╭──

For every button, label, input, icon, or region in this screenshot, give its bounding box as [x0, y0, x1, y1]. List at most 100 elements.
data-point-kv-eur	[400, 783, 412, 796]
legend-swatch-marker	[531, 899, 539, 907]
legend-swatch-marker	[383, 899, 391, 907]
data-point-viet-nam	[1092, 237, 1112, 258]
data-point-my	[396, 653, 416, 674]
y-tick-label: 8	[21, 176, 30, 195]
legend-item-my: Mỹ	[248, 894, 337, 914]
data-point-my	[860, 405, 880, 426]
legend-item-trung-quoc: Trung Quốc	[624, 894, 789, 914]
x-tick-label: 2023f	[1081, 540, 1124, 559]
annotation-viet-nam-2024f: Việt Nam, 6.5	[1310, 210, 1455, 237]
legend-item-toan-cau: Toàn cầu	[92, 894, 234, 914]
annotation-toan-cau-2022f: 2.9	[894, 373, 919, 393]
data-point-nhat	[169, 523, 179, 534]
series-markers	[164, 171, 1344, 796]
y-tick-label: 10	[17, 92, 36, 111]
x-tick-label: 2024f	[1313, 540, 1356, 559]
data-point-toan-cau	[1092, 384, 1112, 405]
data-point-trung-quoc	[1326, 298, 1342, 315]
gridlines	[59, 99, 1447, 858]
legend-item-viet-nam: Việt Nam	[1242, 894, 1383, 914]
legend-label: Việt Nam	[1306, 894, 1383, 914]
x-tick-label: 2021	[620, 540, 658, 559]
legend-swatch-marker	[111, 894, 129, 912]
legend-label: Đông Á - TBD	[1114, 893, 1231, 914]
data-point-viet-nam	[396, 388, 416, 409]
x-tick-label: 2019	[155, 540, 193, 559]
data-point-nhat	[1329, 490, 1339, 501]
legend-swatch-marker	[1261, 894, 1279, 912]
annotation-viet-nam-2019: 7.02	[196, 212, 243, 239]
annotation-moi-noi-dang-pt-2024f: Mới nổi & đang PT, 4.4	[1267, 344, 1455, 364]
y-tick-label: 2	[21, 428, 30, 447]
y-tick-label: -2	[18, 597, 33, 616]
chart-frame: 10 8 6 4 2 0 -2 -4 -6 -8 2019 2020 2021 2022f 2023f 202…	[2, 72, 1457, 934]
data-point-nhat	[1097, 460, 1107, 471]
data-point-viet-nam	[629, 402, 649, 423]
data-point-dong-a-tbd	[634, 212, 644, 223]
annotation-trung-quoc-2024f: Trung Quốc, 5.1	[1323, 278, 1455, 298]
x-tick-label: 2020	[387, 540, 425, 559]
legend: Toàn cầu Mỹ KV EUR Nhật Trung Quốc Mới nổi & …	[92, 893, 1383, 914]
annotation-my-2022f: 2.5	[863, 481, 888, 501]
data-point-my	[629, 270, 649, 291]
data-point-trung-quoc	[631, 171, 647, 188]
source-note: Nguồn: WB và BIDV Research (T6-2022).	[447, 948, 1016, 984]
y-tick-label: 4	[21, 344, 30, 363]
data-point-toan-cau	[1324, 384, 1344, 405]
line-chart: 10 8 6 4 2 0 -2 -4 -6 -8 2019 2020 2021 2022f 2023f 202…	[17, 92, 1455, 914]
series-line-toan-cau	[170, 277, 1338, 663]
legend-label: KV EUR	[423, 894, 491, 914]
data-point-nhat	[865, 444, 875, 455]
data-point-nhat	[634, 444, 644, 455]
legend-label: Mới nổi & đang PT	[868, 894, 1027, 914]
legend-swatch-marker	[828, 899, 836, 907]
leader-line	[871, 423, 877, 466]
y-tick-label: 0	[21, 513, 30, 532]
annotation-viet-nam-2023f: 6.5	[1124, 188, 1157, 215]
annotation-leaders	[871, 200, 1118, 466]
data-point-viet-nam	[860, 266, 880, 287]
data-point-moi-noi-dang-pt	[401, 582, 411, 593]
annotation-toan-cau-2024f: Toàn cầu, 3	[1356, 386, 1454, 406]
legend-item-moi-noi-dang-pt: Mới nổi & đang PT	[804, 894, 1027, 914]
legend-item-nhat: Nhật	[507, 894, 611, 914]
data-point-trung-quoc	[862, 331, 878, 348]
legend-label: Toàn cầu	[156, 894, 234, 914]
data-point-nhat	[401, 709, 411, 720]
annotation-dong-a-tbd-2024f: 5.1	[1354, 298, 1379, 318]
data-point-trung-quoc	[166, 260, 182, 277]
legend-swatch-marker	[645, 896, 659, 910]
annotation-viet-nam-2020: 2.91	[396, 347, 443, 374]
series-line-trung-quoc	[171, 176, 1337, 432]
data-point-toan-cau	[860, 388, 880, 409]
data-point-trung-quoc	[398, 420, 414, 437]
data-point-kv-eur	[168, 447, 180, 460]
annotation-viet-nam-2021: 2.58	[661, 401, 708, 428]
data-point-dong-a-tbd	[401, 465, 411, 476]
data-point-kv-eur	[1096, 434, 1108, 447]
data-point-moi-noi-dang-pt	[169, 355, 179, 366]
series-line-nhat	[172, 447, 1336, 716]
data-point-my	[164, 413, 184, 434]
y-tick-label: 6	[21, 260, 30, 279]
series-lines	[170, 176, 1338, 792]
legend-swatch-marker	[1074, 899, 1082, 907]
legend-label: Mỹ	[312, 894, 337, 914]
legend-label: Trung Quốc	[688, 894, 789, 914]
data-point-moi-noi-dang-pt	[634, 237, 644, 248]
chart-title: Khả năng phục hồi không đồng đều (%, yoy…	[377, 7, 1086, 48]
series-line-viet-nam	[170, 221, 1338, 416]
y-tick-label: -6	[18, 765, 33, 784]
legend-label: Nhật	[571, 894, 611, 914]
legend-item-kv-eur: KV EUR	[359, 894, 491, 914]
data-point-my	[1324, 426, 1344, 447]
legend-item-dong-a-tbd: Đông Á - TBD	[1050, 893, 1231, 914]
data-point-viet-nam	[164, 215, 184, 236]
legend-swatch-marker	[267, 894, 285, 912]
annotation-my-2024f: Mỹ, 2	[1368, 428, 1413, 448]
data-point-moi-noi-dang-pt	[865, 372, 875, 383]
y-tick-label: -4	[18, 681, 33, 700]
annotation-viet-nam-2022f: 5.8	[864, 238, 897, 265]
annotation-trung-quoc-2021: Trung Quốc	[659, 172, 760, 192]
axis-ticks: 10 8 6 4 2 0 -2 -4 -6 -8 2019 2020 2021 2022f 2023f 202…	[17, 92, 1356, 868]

╰──

Format the data, starting at its first line and ending at the line containing "405, 880, 426]", as a Markdown table with the columns Row and Data line. Number each line and leave out blank lines.

▸ RESPONSE TO THE TASK
| Row | Data line |
|---|---|
| 1 | For every button, label, input, icon, or region in this screenshot, give its bounding box as [x0, y0, x1, y1]. List at most 100 elements. |
| 2 | data-point-kv-eur	[400, 783, 412, 796] |
| 3 | legend-swatch-marker	[531, 899, 539, 907] |
| 4 | legend-swatch-marker	[383, 899, 391, 907] |
| 5 | data-point-viet-nam	[1092, 237, 1112, 258] |
| 6 | data-point-my	[396, 653, 416, 674] |
| 7 | y-tick-label: 8	[21, 176, 30, 195] |
| 8 | legend-item-my: Mỹ	[248, 894, 337, 914] |
| 9 | data-point-my	[860, 405, 880, 426] |